Given instruction :: Print the following lines exactly as they appear, everything from the start of the listing down to the line containing "chevron-right-icon — [536, 675, 544, 689]".

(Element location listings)

┌────────

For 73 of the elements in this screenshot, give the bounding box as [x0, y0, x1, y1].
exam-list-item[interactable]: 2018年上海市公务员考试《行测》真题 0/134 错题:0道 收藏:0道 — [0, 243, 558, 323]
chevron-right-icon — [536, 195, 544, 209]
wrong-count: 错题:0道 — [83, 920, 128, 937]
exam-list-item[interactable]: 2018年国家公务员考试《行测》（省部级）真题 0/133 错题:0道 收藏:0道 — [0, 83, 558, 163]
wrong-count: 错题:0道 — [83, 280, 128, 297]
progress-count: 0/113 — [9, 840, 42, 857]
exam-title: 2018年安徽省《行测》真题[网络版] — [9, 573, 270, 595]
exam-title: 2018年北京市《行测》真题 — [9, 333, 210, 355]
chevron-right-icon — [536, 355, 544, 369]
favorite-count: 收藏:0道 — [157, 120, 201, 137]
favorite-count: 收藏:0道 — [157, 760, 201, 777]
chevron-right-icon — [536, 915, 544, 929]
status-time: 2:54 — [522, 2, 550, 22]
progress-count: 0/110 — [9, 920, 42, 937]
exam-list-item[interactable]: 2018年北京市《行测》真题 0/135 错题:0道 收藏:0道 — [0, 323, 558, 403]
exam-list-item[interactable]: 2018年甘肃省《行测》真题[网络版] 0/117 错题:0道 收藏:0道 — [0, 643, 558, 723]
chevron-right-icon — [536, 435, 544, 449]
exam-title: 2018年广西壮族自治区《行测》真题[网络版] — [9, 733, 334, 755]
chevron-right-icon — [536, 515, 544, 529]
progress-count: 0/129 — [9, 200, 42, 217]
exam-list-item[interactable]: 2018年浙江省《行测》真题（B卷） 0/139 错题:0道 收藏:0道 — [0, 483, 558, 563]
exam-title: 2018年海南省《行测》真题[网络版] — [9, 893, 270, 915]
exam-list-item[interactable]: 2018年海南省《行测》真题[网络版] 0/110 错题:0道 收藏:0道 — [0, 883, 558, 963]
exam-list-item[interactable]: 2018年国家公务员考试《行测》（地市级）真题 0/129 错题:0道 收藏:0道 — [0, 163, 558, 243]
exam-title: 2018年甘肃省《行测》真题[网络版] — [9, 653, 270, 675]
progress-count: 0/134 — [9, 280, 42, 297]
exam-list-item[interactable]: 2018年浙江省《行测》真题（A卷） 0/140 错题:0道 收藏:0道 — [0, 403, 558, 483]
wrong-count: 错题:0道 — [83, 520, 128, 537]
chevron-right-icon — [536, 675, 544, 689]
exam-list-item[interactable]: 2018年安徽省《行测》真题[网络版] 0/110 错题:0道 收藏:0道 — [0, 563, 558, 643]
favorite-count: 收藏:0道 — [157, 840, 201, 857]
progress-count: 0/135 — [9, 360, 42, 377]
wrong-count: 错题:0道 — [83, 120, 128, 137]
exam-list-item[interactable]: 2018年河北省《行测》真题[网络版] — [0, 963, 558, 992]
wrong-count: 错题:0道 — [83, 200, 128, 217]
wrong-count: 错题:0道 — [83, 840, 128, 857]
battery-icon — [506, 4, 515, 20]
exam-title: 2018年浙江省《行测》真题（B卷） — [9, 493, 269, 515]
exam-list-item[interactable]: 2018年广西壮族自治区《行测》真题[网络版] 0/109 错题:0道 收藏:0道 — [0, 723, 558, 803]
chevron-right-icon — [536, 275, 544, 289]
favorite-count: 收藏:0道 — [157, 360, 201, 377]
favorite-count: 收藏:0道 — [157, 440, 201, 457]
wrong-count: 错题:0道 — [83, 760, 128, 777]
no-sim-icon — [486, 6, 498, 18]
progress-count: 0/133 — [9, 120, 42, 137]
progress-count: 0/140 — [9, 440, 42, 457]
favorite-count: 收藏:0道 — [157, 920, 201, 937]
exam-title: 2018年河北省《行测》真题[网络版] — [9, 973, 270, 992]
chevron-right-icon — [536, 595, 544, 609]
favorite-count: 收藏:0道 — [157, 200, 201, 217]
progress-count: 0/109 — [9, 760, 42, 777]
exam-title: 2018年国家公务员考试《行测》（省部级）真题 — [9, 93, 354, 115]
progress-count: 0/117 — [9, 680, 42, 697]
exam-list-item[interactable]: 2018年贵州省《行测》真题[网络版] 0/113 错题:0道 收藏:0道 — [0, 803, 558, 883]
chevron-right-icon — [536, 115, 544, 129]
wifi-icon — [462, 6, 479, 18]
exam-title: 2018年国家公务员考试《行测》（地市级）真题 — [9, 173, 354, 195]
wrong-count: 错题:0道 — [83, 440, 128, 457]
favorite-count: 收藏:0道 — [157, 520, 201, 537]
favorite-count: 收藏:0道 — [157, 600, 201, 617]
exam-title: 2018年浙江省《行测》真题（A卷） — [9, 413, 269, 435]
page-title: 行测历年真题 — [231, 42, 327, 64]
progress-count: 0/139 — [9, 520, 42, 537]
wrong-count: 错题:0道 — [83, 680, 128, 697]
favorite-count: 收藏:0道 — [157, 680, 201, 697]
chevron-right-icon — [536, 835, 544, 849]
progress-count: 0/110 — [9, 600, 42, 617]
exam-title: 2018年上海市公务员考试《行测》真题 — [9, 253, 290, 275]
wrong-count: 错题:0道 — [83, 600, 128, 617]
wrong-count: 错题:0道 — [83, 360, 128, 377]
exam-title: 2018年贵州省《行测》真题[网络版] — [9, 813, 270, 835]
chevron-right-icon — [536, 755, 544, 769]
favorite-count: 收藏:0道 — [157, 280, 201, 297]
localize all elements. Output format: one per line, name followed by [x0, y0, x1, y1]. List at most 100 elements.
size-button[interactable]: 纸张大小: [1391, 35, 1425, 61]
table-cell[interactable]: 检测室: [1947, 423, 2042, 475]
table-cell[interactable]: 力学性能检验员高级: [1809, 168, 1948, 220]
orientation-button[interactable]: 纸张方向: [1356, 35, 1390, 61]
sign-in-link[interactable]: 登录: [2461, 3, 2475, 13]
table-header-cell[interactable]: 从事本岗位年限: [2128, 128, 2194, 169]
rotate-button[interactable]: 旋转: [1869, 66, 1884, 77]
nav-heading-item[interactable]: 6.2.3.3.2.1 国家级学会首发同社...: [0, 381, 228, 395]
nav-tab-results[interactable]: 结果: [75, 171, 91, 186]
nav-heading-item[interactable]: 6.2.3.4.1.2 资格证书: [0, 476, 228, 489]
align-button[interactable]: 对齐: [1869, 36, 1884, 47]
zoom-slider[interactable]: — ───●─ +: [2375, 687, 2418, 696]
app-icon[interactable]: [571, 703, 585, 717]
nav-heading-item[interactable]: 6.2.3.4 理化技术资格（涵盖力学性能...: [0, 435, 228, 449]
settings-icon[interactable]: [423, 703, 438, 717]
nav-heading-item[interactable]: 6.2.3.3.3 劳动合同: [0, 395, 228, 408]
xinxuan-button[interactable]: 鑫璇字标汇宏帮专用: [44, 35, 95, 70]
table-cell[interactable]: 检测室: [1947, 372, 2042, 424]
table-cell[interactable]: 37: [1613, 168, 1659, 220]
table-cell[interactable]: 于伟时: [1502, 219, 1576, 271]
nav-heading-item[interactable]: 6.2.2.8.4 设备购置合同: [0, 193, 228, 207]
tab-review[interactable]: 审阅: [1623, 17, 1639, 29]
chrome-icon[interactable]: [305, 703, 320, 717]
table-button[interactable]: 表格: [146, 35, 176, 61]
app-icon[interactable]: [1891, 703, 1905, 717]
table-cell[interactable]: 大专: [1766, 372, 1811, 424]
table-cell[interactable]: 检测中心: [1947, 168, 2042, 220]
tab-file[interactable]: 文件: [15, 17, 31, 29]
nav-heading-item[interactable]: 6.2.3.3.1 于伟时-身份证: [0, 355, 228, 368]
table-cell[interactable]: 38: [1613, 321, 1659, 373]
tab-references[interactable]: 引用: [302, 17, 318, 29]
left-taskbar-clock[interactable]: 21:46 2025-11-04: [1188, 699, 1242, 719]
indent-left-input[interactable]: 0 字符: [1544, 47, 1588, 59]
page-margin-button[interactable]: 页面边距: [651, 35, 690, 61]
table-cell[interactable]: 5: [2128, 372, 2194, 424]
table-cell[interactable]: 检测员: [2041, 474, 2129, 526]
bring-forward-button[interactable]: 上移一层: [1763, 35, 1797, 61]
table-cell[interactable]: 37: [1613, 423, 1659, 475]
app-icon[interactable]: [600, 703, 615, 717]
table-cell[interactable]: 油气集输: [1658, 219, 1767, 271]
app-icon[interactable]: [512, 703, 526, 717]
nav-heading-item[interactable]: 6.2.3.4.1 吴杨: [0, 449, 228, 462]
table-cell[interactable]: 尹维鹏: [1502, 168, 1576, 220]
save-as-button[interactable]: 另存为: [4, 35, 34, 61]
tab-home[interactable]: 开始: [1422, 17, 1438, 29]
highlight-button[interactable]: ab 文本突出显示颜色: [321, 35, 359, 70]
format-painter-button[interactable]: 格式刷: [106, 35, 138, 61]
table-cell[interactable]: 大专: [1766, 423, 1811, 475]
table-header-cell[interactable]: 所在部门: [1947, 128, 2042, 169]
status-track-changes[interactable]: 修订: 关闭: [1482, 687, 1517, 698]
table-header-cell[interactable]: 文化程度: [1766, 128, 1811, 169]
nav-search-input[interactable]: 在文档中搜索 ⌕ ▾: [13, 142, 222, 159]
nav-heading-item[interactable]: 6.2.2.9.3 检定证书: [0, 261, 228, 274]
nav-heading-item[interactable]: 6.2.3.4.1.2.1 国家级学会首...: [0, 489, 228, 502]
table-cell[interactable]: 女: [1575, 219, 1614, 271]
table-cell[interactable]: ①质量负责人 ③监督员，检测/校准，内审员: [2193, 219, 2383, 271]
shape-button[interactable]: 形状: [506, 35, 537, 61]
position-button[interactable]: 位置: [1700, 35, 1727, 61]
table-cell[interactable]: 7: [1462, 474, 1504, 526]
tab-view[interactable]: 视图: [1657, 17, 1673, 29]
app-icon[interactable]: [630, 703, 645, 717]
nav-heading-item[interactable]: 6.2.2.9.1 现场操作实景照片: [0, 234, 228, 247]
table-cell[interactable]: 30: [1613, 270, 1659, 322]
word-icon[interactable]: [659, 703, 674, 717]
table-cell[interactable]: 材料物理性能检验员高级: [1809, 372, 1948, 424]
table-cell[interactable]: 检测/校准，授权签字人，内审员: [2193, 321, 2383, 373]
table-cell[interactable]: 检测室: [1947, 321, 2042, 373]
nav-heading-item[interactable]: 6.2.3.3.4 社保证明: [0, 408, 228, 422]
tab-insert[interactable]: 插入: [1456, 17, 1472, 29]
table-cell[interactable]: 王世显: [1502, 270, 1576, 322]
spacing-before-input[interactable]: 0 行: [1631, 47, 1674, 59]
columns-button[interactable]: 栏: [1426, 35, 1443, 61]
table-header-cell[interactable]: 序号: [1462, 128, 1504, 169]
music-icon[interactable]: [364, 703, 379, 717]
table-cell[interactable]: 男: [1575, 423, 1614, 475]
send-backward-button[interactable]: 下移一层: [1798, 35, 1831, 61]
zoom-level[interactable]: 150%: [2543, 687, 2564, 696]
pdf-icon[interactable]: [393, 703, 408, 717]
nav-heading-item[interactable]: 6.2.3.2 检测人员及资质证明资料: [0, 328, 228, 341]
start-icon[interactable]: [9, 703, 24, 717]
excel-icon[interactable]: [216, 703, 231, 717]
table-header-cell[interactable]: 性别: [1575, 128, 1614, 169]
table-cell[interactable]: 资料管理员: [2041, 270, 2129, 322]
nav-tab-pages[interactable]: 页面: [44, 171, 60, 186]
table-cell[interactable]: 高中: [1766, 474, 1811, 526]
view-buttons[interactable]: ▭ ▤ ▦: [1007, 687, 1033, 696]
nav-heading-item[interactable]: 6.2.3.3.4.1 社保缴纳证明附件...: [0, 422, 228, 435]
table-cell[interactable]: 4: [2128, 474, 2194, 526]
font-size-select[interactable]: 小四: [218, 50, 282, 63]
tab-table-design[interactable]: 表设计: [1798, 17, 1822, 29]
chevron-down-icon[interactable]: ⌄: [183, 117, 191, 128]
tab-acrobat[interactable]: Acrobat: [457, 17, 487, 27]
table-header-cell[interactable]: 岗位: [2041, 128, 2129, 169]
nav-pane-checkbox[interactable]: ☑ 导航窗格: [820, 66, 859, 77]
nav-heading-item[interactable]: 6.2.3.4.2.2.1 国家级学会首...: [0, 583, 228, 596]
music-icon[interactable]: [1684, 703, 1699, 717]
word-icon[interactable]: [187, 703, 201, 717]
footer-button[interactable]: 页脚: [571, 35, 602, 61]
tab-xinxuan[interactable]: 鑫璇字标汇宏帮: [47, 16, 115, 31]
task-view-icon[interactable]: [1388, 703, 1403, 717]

└────────

Correct answer ::
For 73 of the elements in this screenshot, give the bounding box as [x0, y0, x1, y1].
exam-list-item[interactable]: 2018年上海市公务员考试《行测》真题 0/134 错题:0道 收藏:0道 — [0, 243, 558, 323]
chevron-right-icon — [536, 195, 544, 209]
wrong-count: 错题:0道 — [83, 920, 128, 937]
exam-list-item[interactable]: 2018年国家公务员考试《行测》（省部级）真题 0/133 错题:0道 收藏:0道 — [0, 83, 558, 163]
wrong-count: 错题:0道 — [83, 280, 128, 297]
progress-count: 0/113 — [9, 840, 42, 857]
exam-title: 2018年安徽省《行测》真题[网络版] — [9, 573, 270, 595]
exam-title: 2018年北京市《行测》真题 — [9, 333, 210, 355]
chevron-right-icon — [536, 355, 544, 369]
favorite-count: 收藏:0道 — [157, 120, 201, 137]
favorite-count: 收藏:0道 — [157, 760, 201, 777]
chevron-right-icon — [536, 915, 544, 929]
status-time: 2:54 — [522, 2, 550, 22]
progress-count: 0/110 — [9, 920, 42, 937]
exam-list-item[interactable]: 2018年北京市《行测》真题 0/135 错题:0道 收藏:0道 — [0, 323, 558, 403]
exam-list-item[interactable]: 2018年甘肃省《行测》真题[网络版] 0/117 错题:0道 收藏:0道 — [0, 643, 558, 723]
chevron-right-icon — [536, 435, 544, 449]
exam-title: 2018年广西壮族自治区《行测》真题[网络版] — [9, 733, 334, 755]
chevron-right-icon — [536, 515, 544, 529]
progress-count: 0/129 — [9, 200, 42, 217]
exam-list-item[interactable]: 2018年浙江省《行测》真题（B卷） 0/139 错题:0道 收藏:0道 — [0, 483, 558, 563]
exam-title: 2018年海南省《行测》真题[网络版] — [9, 893, 270, 915]
exam-list-item[interactable]: 2018年海南省《行测》真题[网络版] 0/110 错题:0道 收藏:0道 — [0, 883, 558, 963]
exam-list-item[interactable]: 2018年国家公务员考试《行测》（地市级）真题 0/129 错题:0道 收藏:0道 — [0, 163, 558, 243]
exam-title: 2018年甘肃省《行测》真题[网络版] — [9, 653, 270, 675]
progress-count: 0/134 — [9, 280, 42, 297]
exam-list-item[interactable]: 2018年浙江省《行测》真题（A卷） 0/140 错题:0道 收藏:0道 — [0, 403, 558, 483]
wrong-count: 错题:0道 — [83, 520, 128, 537]
chevron-right-icon — [536, 675, 544, 689]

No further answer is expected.